→ RAW DATA:
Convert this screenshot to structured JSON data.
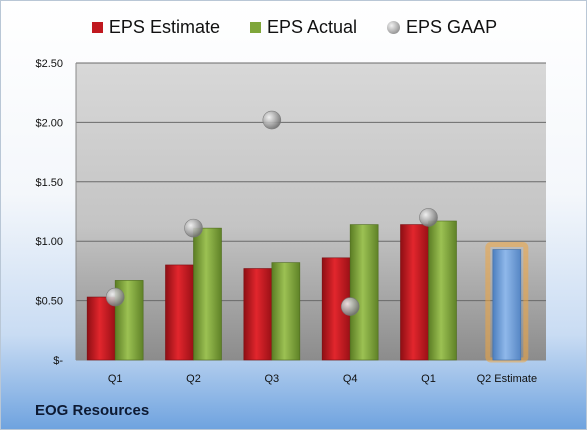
{
  "chart_data": {
    "type": "bar",
    "title": "",
    "xlabel": "",
    "ylabel": "",
    "categories": [
      "Q1",
      "Q2",
      "Q3",
      "Q4",
      "Q1",
      "Q2 Estimate"
    ],
    "series": [
      {
        "name": "EPS Estimate",
        "type": "bar",
        "color": "#c0181f",
        "values": [
          0.53,
          0.8,
          0.77,
          0.86,
          1.14,
          null
        ]
      },
      {
        "name": "EPS Actual",
        "type": "bar",
        "color": "#7fa63a",
        "values": [
          0.67,
          1.11,
          0.82,
          1.14,
          1.17,
          null
        ]
      },
      {
        "name": "EPS GAAP",
        "type": "scatter",
        "color": "#9a9a9a",
        "values": [
          0.53,
          1.11,
          2.02,
          0.45,
          1.2,
          null
        ]
      }
    ],
    "estimate_bar": {
      "category": "Q2 Estimate",
      "value": 0.93,
      "color": "#6f9fd8",
      "glow": "#f0a640"
    },
    "ylim": [
      0,
      2.5
    ],
    "yticks": [
      0,
      0.5,
      1.0,
      1.5,
      2.0,
      2.5
    ],
    "ytick_labels": [
      "$-",
      "$0.50",
      "$1.00",
      "$1.50",
      "$2.00",
      "$2.50"
    ],
    "grid": true,
    "legend_position": "top-center"
  },
  "footer": {
    "company": "EOG Resources"
  }
}
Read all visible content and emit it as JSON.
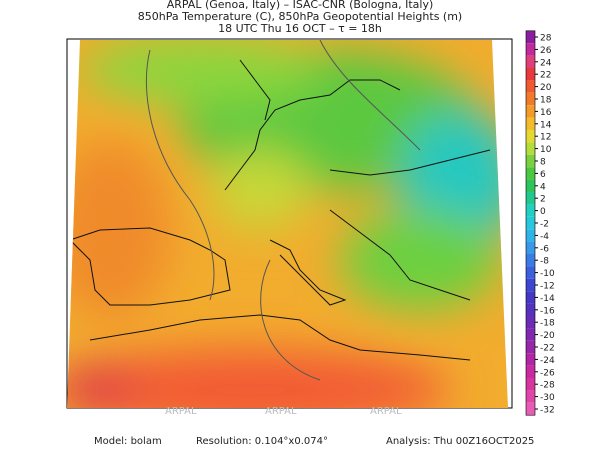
{
  "header": {
    "line1": "ARPAL (Genoa, Italy)  –  ISAC-CNR (Bologna, Italy)",
    "line2": "850hPa Temperature (C), 850hPa Geopotential Heights (m)",
    "line3": "18 UTC Thu 16 OCT  –  τ = 18h"
  },
  "colorbar": {
    "ticks": [
      28,
      26,
      24,
      22,
      20,
      18,
      16,
      14,
      12,
      10,
      8,
      6,
      4,
      2,
      0,
      -2,
      -4,
      -6,
      -8,
      -10,
      -12,
      -14,
      -16,
      -18,
      -20,
      -22,
      -24,
      -26,
      -28,
      -30,
      -32
    ],
    "colors": [
      "#8a1e9e",
      "#c02a9a",
      "#e0407a",
      "#e83a3a",
      "#f05a30",
      "#f07a28",
      "#f39a28",
      "#f2bc2c",
      "#e6d832",
      "#b4dc3a",
      "#7cd040",
      "#4cc840",
      "#2ec45c",
      "#22c88e",
      "#20d0c0",
      "#28c8dc",
      "#30b4e8",
      "#3a98e8",
      "#3a7ce4",
      "#3c60dc",
      "#3c46d0",
      "#4438c4",
      "#5432bc",
      "#6a2cb4",
      "#8028ae",
      "#9826a8",
      "#b026a4",
      "#c82aa0",
      "#d8349e",
      "#e046a8",
      "#e85cb6"
    ]
  },
  "footer": {
    "model": "Model: bolam",
    "resolution": "Resolution: 0.104°x0.074°",
    "analysis": "Analysis: Thu 00Z16OCT2025"
  },
  "watermark": "ARPAL"
}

→ WHAT TO PRODUCE:
From the listing above, report the number of lines containing the string "ARPAL", without any accompanying remarks.

→ RIGHT ANSWER:
2